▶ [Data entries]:
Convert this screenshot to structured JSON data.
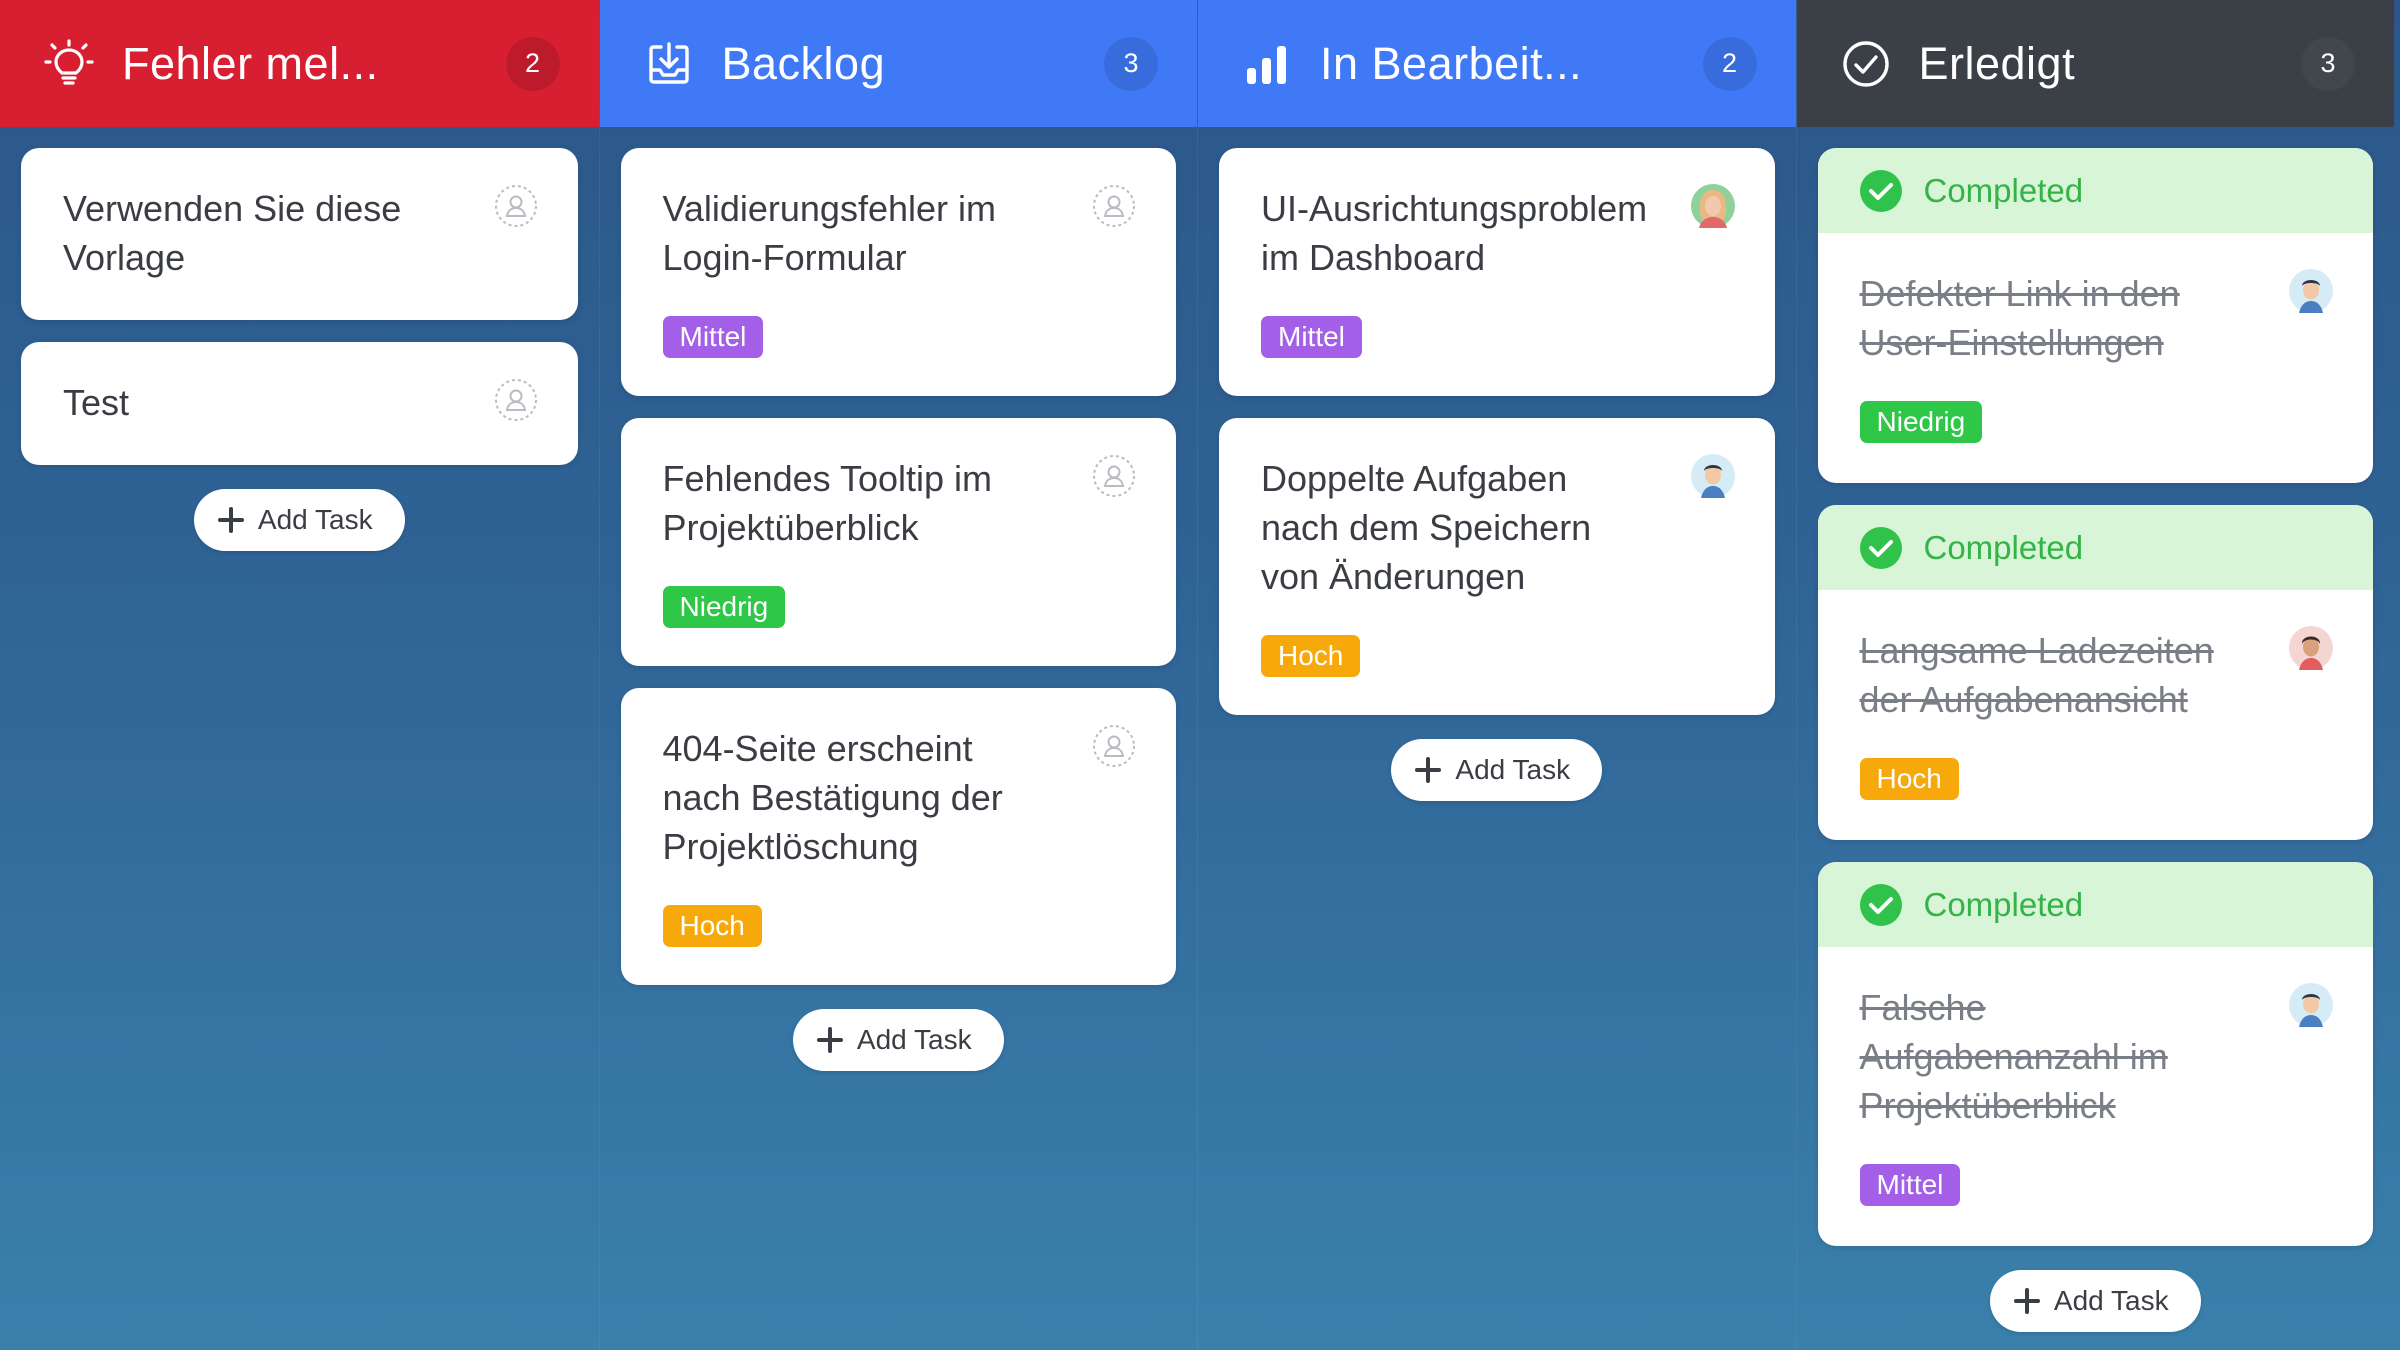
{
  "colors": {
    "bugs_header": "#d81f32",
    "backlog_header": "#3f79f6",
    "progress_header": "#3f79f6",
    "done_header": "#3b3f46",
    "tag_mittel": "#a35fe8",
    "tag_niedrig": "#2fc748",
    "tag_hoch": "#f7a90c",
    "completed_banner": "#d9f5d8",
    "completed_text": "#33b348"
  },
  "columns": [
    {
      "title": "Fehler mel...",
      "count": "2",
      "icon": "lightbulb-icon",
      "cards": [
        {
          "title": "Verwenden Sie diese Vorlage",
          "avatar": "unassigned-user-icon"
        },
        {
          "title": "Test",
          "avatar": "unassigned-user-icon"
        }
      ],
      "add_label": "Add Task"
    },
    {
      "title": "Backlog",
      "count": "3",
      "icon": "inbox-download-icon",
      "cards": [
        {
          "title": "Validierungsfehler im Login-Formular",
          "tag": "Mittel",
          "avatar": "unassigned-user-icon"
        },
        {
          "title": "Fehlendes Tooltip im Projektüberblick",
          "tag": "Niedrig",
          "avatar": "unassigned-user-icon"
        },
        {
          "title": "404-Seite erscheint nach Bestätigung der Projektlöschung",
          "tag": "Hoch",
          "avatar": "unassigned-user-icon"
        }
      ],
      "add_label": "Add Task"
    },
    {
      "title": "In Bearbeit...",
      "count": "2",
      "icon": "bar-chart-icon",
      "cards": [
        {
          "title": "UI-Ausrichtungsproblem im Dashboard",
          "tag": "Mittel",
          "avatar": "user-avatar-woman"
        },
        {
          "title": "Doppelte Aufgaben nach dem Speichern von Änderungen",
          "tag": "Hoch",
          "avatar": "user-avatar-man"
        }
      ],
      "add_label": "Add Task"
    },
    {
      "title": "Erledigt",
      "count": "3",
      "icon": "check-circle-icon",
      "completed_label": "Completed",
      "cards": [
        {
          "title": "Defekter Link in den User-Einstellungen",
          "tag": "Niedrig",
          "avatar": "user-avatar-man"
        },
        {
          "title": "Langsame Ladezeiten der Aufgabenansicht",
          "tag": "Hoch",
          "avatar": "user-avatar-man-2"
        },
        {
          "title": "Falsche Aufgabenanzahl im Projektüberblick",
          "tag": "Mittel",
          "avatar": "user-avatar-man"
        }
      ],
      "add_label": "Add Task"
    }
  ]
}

▶ [EXERCISE DIRECTIONS]: Copy every line of the listing containing the string "nach".

▶ [OUTPUT BELOW]:
          "title": "404-Seite erscheint nach Bestätigung der Projektlöschung",
          "title": "Doppelte Aufgaben nach dem Speichern von Änderungen",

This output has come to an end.